==== Ausgewählter Text

Der Schmerz des Verrats ist tiefgreifend, doch wir dürfen nicht bitter werden, sollte er uns widerfahren. Judas hat Jesus verraten, indem er seinen Aufenthaltsort für 30 Silberstücke preisgab (vgl. Matthäus 26,14-16.47-50). Davids Sohn Absalom verriet ihn, indem er sich verschwor, ihm das Königreich zu entziehen (vgl. 2. Samuel 15,1-13). Josef wurde von seinen Brüdern aus Eifersucht an Sklavenhändler verkauft (vgl. 1. Mose 37,17-36). In all diesen Fällen wählten die Betrogenen Vergebung statt Groll und Rache.
Verrat ist etwas, das viele durchmachen, und unsere Reaktion darauf ist entscheidend. Jesus, David und Josef, alles bedeutende Führungsfiguren, mussten den Test des Verrats bestehen. Der Schmerz, von einem geliebten und vertrauten Menschen verraten zu werden, ist einer der schwersten, den wir ertragen müssen. Die Heilung kann lange dauern, doch Groll und Verbitterung verschlimmern die Situation nur.

========
==== Bereitgestelltes Material

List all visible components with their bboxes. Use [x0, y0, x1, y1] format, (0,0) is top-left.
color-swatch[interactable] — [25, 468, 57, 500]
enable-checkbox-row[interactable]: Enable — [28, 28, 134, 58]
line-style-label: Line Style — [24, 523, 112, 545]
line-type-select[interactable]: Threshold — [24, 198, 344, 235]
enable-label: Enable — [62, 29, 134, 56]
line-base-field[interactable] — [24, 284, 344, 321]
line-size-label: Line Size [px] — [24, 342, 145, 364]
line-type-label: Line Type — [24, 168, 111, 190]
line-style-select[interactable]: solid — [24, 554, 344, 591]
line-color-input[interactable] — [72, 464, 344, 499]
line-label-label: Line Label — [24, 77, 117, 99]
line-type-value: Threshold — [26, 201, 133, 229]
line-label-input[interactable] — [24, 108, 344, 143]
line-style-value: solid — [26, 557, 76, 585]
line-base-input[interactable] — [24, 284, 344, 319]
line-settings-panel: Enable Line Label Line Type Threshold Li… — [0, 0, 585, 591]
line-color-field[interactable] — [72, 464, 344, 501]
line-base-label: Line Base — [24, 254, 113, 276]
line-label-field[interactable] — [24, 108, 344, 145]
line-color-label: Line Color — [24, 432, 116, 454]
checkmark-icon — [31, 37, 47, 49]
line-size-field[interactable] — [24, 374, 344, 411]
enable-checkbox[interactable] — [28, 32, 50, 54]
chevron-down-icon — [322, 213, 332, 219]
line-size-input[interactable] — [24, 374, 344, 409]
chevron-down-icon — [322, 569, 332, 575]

========

### Arbeitsaufträge:
**a.** Fasse im Text über Verrat den Absatz, der mit „Verrat ist etwas, das viele durchmachen“ beginnt, als kurze Liste zusammen und behalte dabei seine wichtigsten Aussagen.
**b.** Führe den Text über Verrat nach seinem letzten Satz weiter.
Das Material steht in keinem Zusammenhang mit dem Text über Verrat.

### Lösungen:
**a.**
- Viele erleben Verrat, und entscheidend ist, wie wir darauf reagieren.
- Jesus, David und Josef waren bedeutende Führungsfiguren und mussten alle den Test des Verrats bestehen.
- Von einem geliebten und vertrauten Menschen verraten zu werden, gehört zu den schwersten Schmerzen.
- Die Heilung kann lange dauern, doch Groll und Verbitterung machen die Lage nur schlimmer.

**b.**
Auch ich wurde einmal von Dienstkollegen verraten, denen ich nie solches Handeln zugetraut hätte. Ich war tief verletzt und schockiert. Die vollständige Überwindung dieses Verrats benötigte etwa drei Jahre. Letztendlich erkannte ich, dass es besser war, das wahre Wesen dieser Menschen zu erkennen, bevor ich noch mehr in die Beziehung investierte.